## PROBLEM TO WORK ON
Copy out everything in the listing from its first line down through the line containing "bar-value-label: 31.0cps xyxy=(1746,329,2035,449)", including both of those lines, without changing any character.
--- BEGIN ---
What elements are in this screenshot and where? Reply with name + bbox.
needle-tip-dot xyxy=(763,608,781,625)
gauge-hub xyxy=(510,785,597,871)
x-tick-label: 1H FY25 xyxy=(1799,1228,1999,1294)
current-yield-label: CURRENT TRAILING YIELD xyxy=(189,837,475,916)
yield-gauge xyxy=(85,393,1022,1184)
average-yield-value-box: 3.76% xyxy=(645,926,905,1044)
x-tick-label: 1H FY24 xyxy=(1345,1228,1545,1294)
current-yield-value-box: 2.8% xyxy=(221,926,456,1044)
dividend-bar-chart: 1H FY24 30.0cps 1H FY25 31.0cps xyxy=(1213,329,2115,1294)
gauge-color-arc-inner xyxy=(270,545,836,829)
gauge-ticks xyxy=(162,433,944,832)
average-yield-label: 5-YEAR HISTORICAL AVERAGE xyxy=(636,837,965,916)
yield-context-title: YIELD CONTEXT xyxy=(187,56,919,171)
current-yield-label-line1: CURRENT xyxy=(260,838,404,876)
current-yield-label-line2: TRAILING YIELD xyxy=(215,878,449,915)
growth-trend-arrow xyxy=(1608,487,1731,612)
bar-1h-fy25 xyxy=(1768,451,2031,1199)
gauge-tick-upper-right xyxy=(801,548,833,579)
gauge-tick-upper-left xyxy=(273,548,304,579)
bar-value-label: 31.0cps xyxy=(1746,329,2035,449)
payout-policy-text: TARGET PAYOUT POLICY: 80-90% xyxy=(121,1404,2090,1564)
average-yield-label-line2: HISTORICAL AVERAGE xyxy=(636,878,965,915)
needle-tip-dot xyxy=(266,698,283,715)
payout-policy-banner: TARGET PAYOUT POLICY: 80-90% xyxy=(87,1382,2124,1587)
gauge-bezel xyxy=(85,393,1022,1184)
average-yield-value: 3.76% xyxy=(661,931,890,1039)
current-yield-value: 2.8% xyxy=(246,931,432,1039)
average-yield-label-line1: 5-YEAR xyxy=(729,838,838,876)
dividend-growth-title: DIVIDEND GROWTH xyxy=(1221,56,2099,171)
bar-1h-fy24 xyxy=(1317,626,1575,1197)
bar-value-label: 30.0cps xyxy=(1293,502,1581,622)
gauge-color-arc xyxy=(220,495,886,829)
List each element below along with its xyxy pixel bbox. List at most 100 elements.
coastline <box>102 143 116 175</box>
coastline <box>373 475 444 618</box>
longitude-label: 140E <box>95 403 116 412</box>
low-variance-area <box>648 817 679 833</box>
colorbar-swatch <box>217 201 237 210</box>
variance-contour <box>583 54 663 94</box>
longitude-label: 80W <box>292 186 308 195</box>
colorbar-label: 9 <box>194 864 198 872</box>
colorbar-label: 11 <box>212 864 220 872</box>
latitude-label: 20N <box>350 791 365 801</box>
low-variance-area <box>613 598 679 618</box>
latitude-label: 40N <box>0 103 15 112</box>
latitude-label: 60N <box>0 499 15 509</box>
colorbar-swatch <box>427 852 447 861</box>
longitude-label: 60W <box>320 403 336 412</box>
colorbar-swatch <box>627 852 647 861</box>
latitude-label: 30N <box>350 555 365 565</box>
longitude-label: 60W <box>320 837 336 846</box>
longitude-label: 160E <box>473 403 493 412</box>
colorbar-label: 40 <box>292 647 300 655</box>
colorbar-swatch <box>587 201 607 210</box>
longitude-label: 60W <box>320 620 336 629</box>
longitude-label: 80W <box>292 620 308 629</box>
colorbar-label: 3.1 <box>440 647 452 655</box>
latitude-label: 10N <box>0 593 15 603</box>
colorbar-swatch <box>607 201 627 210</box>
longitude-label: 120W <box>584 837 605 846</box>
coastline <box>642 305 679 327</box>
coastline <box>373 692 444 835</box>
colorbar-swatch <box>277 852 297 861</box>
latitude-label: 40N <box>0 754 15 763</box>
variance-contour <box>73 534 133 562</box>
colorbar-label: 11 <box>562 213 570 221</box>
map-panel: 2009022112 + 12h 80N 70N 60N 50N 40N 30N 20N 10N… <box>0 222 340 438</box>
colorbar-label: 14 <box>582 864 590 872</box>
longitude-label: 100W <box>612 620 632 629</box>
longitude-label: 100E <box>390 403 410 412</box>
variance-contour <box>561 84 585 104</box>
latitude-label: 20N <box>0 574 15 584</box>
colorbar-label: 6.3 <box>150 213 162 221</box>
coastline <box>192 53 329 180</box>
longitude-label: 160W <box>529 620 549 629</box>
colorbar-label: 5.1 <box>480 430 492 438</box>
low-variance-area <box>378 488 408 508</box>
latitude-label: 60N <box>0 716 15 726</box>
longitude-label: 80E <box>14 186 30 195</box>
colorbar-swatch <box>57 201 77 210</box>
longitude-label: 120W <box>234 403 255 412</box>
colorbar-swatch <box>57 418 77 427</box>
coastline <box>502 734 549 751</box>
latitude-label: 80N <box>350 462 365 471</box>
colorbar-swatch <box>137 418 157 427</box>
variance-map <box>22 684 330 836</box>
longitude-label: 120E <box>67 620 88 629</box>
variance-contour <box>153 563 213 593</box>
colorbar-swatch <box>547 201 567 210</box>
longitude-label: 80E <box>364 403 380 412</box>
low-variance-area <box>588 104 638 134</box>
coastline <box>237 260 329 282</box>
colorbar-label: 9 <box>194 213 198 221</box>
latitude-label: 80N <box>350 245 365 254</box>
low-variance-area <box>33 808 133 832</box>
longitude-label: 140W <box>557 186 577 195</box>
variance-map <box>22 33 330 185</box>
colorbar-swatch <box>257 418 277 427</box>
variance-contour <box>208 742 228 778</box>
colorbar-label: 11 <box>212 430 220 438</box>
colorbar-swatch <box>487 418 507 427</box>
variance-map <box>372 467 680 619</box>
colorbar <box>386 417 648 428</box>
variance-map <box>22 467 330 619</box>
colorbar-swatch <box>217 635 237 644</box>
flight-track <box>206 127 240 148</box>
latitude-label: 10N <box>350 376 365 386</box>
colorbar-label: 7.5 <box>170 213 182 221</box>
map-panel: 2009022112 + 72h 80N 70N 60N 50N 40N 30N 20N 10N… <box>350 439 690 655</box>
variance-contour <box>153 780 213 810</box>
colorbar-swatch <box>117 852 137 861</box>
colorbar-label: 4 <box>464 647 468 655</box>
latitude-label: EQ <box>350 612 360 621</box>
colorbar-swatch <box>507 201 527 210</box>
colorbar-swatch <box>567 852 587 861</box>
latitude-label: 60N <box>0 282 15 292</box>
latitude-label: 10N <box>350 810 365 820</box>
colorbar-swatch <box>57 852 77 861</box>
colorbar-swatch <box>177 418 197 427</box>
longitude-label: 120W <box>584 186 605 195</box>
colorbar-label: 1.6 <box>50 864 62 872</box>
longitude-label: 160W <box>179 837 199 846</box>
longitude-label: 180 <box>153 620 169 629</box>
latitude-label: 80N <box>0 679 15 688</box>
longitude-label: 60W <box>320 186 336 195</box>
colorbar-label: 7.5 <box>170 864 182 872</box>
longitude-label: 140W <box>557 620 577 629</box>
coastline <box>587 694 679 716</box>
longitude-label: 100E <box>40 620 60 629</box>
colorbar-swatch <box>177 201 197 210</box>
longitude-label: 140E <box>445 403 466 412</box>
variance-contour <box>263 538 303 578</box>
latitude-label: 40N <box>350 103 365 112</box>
--- END ---
## OUTPUT FOR THIS EXERCISE
What elements are in this screenshot and where? Reply with name + bbox.
needle-tip-dot xyxy=(763,608,781,625)
gauge-hub xyxy=(510,785,597,871)
x-tick-label: 1H FY25 xyxy=(1799,1228,1999,1294)
current-yield-label: CURRENT TRAILING YIELD xyxy=(189,837,475,916)
yield-gauge xyxy=(85,393,1022,1184)
average-yield-value-box: 3.76% xyxy=(645,926,905,1044)
x-tick-label: 1H FY24 xyxy=(1345,1228,1545,1294)
current-yield-value-box: 2.8% xyxy=(221,926,456,1044)
dividend-bar-chart: 1H FY24 30.0cps 1H FY25 31.0cps xyxy=(1213,329,2115,1294)
gauge-color-arc-inner xyxy=(270,545,836,829)
gauge-ticks xyxy=(162,433,944,832)
average-yield-label: 5-YEAR HISTORICAL AVERAGE xyxy=(636,837,965,916)
yield-context-title: YIELD CONTEXT xyxy=(187,56,919,171)
current-yield-label-line1: CURRENT xyxy=(260,838,404,876)
current-yield-label-line2: TRAILING YIELD xyxy=(215,878,449,915)
growth-trend-arrow xyxy=(1608,487,1731,612)
bar-1h-fy25 xyxy=(1768,451,2031,1199)
gauge-tick-upper-right xyxy=(801,548,833,579)
gauge-tick-upper-left xyxy=(273,548,304,579)
bar-value-label: 31.0cps xyxy=(1746,329,2035,449)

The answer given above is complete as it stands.